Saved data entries
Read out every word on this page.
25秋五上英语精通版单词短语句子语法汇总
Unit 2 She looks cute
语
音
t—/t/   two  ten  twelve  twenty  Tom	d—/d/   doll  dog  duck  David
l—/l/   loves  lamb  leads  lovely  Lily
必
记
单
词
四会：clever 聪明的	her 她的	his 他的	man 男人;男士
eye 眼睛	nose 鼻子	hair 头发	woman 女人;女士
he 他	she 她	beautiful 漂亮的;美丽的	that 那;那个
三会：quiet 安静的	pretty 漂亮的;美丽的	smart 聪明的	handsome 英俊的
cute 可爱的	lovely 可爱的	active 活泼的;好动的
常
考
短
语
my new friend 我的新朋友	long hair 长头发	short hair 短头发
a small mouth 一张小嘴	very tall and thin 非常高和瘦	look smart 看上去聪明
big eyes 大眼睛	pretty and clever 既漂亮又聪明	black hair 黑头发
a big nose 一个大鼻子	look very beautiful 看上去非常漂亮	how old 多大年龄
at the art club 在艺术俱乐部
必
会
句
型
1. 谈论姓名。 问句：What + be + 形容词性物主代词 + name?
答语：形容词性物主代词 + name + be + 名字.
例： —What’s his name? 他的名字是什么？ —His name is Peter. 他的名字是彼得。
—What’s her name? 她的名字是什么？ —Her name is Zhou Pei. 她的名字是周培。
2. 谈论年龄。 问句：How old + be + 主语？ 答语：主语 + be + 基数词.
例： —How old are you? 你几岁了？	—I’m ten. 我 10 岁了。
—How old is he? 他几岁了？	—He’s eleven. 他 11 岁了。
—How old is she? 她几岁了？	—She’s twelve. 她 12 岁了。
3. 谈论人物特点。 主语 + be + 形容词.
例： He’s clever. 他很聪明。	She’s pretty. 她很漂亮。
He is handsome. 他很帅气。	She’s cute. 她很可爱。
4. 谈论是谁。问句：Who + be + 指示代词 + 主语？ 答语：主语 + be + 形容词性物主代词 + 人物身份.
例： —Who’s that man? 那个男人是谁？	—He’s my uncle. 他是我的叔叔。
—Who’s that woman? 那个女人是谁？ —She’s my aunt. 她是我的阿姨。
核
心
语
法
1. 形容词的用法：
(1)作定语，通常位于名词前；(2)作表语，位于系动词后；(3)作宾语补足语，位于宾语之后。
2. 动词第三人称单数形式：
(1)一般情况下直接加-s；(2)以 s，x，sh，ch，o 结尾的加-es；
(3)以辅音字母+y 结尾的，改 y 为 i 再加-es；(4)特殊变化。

▶ YOUR INSTRUCTIONS:
Return all of the data exactly as it reads.

▶ WRITTEN RESPONSE:
Read out every word on this page.
25秋五上英语精通版单词短语句子语法汇总
Unit 2 She looks cute
语
音
t—/t/   two  ten  twelve  twenty  Tom	d—/d/   doll  dog  duck  David
l—/l/   loves  lamb  leads  lovely  Lily
必
记
单
词
四会：clever 聪明的	her 她的	his 他的	man 男人;男士
eye 眼睛	nose 鼻子	hair 头发	woman 女人;女士
he 他	she 她	beautiful 漂亮的;美丽的	that 那;那个
三会：quiet 安静的	pretty 漂亮的;美丽的	smart 聪明的	handsome 英俊的
cute 可爱的	lovely 可爱的	active 活泼的;好动的
常
考
短
语
my new friend 我的新朋友	long hair 长头发	short hair 短头发
a small mouth 一张小嘴	very tall and thin 非常高和瘦	look smart 看上去聪明
big eyes 大眼睛	pretty and clever 既漂亮又聪明	black hair 黑头发
a big nose 一个大鼻子	look very beautiful 看上去非常漂亮	how old 多大年龄
at the art club 在艺术俱乐部
必
会
句
型
1. 谈论姓名。 问句：What + be + 形容词性物主代词 + name?
答语：形容词性物主代词 + name + be + 名字.
例： —What’s his name? 他的名字是什么？ —His name is Peter. 他的名字是彼得。
—What’s her name? 她的名字是什么？ —Her name is Zhou Pei. 她的名字是周培。
2. 谈论年龄。 问句：How old + be + 主语？ 答语：主语 + be + 基数词.
例： —How old are you? 你几岁了？	—I’m ten. 我 10 岁了。
—How old is he? 他几岁了？	—He’s eleven. 他 11 岁了。
—How old is she? 她几岁了？	—She’s twelve. 她 12 岁了。
3. 谈论人物特点。 主语 + be + 形容词.
例： He’s clever. 他很聪明。	She’s pretty. 她很漂亮。
He is handsome. 他很帅气。	She’s cute. 她很可爱。
4. 谈论是谁。问句：Who + be + 指示代词 + 主语？ 答语：主语 + be + 形容词性物主代词 + 人物身份.
例： —Who’s that man? 那个男人是谁？	—He’s my uncle. 他是我的叔叔。
—Who’s that woman? 那个女人是谁？ —She’s my aunt. 她是我的阿姨。
核
心
语
法
1. 形容词的用法：
(1)作定语，通常位于名词前；(2)作表语，位于系动词后；(3)作宾语补足语，位于宾语之后。
2. 动词第三人称单数形式：
(1)一般情况下直接加-s；(2)以 s，x，sh，ch，o 结尾的加-es；
(3)以辅音字母+y 结尾的，改 y 为 i 再加-es；(4)特殊变化。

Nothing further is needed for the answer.